WHAT IS BEING ASKED: Count the lines containing "answer". Give the number alone.

--- Begin RECORDS SHOWN ---

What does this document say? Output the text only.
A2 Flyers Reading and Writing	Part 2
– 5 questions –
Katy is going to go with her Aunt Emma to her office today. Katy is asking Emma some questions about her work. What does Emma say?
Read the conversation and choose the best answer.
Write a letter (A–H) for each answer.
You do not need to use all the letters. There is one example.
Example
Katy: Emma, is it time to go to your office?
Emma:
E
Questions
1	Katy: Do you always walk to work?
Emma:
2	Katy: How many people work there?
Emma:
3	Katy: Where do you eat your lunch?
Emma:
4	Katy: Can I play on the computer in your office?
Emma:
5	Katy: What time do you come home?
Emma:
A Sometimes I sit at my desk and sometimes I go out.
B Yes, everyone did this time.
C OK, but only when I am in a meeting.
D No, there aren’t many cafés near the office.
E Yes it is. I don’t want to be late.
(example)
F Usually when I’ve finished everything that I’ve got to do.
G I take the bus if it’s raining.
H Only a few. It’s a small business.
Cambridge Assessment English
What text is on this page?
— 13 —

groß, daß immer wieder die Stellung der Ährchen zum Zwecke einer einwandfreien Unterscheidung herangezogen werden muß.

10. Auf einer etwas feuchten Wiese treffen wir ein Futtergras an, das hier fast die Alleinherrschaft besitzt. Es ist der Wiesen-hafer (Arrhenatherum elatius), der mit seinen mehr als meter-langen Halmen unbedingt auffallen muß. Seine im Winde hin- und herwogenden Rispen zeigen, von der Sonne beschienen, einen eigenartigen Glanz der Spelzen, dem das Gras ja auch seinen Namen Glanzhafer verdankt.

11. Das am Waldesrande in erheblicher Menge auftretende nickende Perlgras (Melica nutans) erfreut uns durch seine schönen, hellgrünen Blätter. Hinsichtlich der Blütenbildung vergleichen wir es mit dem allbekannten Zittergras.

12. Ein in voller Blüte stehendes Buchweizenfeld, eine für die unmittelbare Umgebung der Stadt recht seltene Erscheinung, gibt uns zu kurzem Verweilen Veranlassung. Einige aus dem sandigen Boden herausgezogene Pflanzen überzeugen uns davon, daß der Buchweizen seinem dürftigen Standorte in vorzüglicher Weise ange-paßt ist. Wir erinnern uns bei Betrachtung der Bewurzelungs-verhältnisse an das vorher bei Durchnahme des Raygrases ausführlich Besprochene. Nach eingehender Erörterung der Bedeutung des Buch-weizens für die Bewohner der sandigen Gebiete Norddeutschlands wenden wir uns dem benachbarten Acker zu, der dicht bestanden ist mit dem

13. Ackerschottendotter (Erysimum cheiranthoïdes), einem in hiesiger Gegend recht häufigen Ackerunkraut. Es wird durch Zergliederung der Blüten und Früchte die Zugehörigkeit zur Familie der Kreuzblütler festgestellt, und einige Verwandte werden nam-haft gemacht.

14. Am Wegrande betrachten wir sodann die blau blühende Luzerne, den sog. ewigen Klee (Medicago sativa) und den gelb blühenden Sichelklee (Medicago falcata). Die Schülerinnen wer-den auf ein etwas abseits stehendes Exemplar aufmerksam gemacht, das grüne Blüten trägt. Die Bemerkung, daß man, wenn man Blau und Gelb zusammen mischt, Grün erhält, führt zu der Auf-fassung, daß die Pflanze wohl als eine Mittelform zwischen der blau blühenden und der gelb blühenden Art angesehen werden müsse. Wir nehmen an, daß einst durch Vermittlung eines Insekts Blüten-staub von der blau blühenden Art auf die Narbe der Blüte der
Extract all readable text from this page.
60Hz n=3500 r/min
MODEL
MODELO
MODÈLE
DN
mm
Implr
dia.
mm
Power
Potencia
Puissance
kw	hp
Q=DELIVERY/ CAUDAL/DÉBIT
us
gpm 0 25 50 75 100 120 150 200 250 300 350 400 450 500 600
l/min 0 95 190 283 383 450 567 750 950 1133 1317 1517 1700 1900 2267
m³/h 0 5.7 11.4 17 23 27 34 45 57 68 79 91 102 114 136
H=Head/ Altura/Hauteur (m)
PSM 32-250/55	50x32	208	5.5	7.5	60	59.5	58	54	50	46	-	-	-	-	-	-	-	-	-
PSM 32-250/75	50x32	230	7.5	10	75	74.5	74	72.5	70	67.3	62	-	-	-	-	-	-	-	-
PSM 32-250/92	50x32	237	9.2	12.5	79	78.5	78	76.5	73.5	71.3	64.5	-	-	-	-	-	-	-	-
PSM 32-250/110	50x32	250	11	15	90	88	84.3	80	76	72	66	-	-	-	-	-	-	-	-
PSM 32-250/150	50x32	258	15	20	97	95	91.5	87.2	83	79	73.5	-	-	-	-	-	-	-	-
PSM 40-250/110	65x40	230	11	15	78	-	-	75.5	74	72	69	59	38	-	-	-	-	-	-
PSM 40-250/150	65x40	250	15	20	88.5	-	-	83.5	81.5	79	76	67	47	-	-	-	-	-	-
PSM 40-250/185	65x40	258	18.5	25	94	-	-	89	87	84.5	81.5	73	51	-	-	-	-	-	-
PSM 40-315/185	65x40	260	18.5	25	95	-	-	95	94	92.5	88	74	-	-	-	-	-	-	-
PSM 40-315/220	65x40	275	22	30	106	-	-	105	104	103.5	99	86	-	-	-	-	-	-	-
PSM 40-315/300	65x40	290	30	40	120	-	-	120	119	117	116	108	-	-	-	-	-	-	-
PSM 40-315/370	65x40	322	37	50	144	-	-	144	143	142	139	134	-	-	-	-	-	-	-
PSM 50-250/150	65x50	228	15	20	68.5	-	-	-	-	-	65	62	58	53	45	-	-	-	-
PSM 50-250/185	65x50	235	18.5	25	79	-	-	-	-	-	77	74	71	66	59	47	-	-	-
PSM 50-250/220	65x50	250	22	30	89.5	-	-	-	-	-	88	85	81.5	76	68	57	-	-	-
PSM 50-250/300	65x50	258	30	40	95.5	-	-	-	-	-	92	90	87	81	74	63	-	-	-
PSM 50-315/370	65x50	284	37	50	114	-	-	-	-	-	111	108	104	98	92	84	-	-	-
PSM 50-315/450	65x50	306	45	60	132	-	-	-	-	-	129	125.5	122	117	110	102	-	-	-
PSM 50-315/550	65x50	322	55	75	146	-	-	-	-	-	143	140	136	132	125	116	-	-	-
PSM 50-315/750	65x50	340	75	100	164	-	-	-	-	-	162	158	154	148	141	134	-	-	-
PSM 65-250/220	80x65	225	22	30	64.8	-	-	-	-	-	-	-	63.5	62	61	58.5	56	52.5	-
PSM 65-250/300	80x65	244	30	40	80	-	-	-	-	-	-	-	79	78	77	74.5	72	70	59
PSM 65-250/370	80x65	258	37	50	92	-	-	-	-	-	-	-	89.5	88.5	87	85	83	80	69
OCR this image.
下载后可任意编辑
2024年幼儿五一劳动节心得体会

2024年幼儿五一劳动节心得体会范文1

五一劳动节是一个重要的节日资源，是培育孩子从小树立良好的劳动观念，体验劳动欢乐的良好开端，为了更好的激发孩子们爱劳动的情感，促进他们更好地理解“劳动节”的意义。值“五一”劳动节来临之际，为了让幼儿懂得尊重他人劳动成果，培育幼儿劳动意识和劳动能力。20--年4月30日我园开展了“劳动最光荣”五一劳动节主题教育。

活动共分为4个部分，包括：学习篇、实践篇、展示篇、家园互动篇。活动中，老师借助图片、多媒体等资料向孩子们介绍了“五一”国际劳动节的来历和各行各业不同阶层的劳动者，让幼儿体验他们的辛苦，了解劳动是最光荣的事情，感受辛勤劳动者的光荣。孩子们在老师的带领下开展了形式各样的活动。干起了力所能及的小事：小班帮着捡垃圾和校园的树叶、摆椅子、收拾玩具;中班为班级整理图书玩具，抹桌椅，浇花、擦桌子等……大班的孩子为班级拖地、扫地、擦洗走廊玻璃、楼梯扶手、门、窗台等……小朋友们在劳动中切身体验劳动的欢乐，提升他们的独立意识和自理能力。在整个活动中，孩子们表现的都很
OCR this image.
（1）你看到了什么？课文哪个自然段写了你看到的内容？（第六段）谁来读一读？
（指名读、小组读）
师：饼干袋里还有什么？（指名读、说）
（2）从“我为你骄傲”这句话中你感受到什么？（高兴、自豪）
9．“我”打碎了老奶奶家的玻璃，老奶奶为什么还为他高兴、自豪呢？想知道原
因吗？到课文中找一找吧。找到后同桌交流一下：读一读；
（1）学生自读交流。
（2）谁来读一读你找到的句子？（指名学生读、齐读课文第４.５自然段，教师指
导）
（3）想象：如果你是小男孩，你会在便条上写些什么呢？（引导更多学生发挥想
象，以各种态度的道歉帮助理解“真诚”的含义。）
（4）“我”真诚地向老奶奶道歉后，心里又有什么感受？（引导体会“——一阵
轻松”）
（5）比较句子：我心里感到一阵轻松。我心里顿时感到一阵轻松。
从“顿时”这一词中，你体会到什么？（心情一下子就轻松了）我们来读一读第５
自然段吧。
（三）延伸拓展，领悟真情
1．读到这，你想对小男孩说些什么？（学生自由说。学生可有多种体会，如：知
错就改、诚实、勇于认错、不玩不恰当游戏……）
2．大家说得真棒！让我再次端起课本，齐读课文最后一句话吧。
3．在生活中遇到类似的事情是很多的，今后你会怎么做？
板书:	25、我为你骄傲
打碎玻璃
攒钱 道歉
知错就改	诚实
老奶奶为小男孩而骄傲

--- End RECORDS SHOWN ---

RESPONSE TO THIS EXERCISE: 2